*TASK DESCRIPTION:* Pull each line containing "foam" out of the data and copy it.

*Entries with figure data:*
----------------------------------------

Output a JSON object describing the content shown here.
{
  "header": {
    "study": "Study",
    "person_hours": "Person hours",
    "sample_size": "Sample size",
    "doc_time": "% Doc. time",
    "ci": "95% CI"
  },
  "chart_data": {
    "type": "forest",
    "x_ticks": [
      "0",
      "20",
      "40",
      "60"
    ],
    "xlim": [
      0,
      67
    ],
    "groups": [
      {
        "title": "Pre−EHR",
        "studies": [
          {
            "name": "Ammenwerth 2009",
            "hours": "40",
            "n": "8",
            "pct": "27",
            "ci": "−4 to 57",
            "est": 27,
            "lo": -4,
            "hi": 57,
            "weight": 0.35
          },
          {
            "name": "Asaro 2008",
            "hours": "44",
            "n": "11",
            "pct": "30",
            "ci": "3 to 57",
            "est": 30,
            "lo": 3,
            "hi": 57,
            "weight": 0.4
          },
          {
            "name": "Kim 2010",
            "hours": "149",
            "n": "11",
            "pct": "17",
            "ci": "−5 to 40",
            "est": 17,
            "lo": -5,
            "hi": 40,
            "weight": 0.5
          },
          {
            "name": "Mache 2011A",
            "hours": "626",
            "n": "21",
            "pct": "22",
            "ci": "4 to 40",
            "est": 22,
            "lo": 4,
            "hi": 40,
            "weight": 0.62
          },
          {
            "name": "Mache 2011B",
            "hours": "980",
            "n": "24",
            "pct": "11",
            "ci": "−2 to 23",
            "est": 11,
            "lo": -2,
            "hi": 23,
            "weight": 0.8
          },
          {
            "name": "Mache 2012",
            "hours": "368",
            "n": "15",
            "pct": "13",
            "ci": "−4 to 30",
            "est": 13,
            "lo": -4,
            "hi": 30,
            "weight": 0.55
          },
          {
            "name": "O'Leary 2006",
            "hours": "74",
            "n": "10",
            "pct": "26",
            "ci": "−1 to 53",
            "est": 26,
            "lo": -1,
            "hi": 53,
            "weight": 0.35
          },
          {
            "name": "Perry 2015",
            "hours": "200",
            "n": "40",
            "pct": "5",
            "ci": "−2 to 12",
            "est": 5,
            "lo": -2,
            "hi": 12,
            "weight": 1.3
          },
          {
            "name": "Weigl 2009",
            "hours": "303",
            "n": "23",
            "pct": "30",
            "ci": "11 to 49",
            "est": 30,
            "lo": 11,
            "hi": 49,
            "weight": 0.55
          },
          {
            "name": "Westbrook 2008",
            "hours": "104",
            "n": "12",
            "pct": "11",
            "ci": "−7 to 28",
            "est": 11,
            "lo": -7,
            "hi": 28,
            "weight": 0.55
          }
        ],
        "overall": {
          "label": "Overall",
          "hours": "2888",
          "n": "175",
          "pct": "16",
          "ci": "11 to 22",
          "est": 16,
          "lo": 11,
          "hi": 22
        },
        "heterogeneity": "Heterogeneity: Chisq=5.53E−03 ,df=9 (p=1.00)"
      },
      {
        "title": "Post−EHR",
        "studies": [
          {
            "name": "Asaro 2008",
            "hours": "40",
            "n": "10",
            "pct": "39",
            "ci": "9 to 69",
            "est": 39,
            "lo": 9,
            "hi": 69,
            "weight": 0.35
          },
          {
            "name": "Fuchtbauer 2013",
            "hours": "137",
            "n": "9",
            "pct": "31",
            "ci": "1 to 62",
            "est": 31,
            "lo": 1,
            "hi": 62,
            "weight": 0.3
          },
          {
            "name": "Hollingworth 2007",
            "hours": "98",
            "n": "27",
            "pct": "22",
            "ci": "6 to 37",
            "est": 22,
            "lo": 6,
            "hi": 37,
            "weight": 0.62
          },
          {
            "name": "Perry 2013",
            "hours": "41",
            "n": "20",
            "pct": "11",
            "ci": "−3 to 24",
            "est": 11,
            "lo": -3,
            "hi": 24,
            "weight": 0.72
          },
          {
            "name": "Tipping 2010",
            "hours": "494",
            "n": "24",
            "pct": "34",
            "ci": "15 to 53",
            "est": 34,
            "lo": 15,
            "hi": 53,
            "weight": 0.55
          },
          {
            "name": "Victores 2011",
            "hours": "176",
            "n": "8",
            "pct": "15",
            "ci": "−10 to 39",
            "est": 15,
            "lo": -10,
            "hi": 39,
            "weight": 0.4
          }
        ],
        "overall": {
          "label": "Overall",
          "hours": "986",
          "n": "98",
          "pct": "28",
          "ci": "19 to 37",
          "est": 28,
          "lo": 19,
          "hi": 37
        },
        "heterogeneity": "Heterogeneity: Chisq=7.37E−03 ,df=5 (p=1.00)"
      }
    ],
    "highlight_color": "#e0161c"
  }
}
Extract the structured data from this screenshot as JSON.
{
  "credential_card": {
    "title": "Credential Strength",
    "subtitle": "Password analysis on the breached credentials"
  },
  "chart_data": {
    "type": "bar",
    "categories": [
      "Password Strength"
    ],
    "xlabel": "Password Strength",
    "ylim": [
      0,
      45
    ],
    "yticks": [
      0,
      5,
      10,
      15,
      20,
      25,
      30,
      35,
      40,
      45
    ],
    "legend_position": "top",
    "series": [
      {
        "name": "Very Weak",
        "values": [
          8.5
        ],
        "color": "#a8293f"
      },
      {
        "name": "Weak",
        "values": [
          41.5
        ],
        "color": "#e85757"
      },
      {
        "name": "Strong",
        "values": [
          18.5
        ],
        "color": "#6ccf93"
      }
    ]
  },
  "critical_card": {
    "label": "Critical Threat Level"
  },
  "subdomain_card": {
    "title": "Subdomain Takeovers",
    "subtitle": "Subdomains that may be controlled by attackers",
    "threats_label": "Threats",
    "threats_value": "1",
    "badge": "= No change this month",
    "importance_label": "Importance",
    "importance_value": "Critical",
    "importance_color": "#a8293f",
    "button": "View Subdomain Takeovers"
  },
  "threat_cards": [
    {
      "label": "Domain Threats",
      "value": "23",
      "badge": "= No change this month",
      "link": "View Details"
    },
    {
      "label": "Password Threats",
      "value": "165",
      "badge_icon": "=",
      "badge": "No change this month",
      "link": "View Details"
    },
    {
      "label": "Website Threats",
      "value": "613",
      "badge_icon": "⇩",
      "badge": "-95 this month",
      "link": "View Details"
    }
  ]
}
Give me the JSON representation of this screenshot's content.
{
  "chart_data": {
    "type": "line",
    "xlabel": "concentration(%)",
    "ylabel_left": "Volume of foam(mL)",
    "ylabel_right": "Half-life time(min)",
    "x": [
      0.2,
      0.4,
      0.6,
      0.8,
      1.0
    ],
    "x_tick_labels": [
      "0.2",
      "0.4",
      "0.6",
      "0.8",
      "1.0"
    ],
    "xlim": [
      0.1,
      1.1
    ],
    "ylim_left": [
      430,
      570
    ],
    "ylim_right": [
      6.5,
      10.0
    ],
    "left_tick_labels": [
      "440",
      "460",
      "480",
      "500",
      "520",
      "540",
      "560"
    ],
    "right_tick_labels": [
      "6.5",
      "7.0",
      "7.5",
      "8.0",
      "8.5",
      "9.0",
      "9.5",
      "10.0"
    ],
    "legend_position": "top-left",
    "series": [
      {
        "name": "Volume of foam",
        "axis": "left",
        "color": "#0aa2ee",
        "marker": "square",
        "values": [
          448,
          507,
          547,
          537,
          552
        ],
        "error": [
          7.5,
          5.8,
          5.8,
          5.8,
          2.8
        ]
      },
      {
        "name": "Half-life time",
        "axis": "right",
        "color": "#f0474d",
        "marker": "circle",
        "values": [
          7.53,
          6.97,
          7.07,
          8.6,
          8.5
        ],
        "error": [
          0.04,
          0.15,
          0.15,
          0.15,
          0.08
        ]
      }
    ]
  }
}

----------------------------------------

*WORKED SOLUTION:*
    "ylabel_left": "Volume of foam(mL)",
        "name": "Volume of foam",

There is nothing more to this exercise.